Among the 2701 consecutive patients who underwent isolated BITA grafting at the authors' institution from 1999 throughout 2012, 188 (mean age: 67 ± 9 years) were insulin-dependent diabetic patients. The mean expected operative risk, calculated according to the European System for Cardiac Operative Risk Evaluation II, was 11 ± 10.8%.
There were 6 (3.2%) hospital deaths. Prolonged invasive ventilation (17.6%), multiple transfusion (16.5%), deep sternal wound infection (DSWI, 11.7%) and acute kidney injury (10.6%) were the most frequent major postoperative complications. Chronic lung disease (P = 0.08), low cardiac output (P = 0.039), multiple transfusion (P = 0.034) and mediastinal re-exploration (P = 0.071) were risk factors for DSWI. The mean follow-up was 5.7 ± 3.6 years. The 10-year non-parametric estimates of overall survival, freedom from cardiac and cerebrovascular death, and major adverse cardiac and cerebrovascular events were 57.7 [95% confidence interval (CI): 45.1-66.2], 83.6 (95% CI: 76.6-90.7) and 55.4% (95% CI: 44.7-66.1), respectively. Predictors of decreased late survival were old age (P = 0.013), chronic lung disease (P = 0.004), renal impairment (P = 0.009) and left ventricular dysfunction (P = 0.035).

# PROVIDED MATERIAL
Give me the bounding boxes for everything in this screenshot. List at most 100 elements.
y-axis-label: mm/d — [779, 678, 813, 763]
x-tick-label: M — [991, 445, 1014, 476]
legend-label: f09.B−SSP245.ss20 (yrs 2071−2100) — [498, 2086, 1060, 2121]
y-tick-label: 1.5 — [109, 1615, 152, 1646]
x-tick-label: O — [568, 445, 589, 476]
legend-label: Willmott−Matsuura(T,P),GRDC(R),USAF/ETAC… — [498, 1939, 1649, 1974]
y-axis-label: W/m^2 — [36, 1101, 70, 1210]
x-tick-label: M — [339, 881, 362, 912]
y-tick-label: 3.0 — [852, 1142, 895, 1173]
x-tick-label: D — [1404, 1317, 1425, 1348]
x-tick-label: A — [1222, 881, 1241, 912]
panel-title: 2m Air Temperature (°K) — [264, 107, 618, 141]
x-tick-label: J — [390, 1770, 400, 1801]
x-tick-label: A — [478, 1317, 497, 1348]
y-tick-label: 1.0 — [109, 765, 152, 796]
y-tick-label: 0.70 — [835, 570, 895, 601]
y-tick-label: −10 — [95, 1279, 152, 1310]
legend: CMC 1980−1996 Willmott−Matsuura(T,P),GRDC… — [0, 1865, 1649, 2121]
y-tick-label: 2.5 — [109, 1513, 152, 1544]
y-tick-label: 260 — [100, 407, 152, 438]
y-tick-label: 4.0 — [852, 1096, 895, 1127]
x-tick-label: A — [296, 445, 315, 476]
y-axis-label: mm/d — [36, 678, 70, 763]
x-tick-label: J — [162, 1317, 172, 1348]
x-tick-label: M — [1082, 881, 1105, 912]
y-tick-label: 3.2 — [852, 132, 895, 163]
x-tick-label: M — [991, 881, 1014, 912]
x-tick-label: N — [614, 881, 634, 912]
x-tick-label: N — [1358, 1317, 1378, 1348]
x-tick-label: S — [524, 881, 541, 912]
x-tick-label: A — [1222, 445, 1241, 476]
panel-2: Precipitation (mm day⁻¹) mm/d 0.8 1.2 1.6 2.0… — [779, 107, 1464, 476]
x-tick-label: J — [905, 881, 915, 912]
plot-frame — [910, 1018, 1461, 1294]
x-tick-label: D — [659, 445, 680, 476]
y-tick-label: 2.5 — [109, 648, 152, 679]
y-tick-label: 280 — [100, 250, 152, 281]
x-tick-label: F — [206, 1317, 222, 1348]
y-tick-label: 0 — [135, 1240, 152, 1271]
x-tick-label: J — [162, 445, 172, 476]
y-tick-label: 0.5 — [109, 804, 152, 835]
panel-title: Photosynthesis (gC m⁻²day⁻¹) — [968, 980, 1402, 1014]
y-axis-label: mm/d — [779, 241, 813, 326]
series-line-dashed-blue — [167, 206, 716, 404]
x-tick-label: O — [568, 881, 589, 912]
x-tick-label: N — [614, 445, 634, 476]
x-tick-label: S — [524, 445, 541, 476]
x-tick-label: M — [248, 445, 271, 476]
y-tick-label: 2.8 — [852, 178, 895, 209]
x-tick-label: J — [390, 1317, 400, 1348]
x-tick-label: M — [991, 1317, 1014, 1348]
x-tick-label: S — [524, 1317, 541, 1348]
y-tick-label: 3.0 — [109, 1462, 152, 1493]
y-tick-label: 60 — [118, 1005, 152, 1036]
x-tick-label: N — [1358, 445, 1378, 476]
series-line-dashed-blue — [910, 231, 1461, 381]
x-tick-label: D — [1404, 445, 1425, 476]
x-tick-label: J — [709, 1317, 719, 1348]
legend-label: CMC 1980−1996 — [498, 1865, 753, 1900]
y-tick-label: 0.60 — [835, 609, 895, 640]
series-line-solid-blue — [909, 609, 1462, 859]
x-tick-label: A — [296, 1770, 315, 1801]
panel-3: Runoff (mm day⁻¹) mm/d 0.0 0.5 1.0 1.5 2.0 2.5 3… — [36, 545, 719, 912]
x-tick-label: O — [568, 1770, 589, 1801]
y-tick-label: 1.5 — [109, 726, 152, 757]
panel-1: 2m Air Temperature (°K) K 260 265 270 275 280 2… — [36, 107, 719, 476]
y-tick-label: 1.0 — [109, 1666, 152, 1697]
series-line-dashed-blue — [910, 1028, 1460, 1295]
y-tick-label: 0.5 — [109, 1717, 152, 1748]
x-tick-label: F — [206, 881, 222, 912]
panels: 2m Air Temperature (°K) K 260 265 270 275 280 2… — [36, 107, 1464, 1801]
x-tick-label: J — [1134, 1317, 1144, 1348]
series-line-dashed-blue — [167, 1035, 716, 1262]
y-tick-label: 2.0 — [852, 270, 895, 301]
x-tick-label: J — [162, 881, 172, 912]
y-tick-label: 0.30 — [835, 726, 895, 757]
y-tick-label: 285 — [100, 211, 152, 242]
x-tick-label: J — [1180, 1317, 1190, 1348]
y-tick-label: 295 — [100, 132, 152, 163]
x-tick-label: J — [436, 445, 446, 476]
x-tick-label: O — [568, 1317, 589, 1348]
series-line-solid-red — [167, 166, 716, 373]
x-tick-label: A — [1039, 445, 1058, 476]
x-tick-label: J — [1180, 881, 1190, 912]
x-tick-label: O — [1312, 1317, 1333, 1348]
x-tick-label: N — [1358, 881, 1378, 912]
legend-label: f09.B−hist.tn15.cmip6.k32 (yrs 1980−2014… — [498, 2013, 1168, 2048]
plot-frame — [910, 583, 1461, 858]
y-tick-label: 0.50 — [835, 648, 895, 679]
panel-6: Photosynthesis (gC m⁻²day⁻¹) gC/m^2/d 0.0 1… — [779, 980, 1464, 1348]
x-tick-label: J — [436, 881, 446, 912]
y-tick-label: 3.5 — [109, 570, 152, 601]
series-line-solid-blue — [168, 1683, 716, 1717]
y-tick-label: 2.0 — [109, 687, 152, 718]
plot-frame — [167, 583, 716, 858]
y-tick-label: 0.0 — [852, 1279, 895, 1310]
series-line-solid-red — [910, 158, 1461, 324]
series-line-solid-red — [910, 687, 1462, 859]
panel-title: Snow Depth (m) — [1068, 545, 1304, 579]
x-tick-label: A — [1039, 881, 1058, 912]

# REQUIRED ACTIONS
1. Summarize the excerpt on BITA grafting in insulin-dependent diabetic patients in two sentences.
2. Copy out word for word the part of the excerpt on BITA grafting that begins at the words "Among the 2701" and stops after "11 ± 10.8%.".
The listing is separate material from the excerpt.

# SET OF ANSWERS
1. Of the 2701 consecutive patients who underwent isolated BITA grafting at the authors' institution from 1999 through 2012, 188 were insulin-dependent diabetic patients, with a mean expected operative risk of 11 ± 10.8% according to the European System for Cardiac Operative Risk Evaluation II. There were 6 (3.2%) hospital deaths, the most frequent major postoperative complications were prolonged invasive ventilation, multiple transfusion, deep sternal wound infection and acute kidney injury, and old age, chronic lung disease, renal impairment and left ventricular dysfunction predicted decreased late survival.

2.
Among the 2701 consecutive patients who underwent isolated BITA grafting at the authors' institution from 1999 throughout 2012, 188 (mean age: 67 ± 9 years) were insulin-dependent diabetic patients. The mean expected operative risk, calculated according to the European System for Cardiac Operative Risk Evaluation II, was 11 ± 10.8%.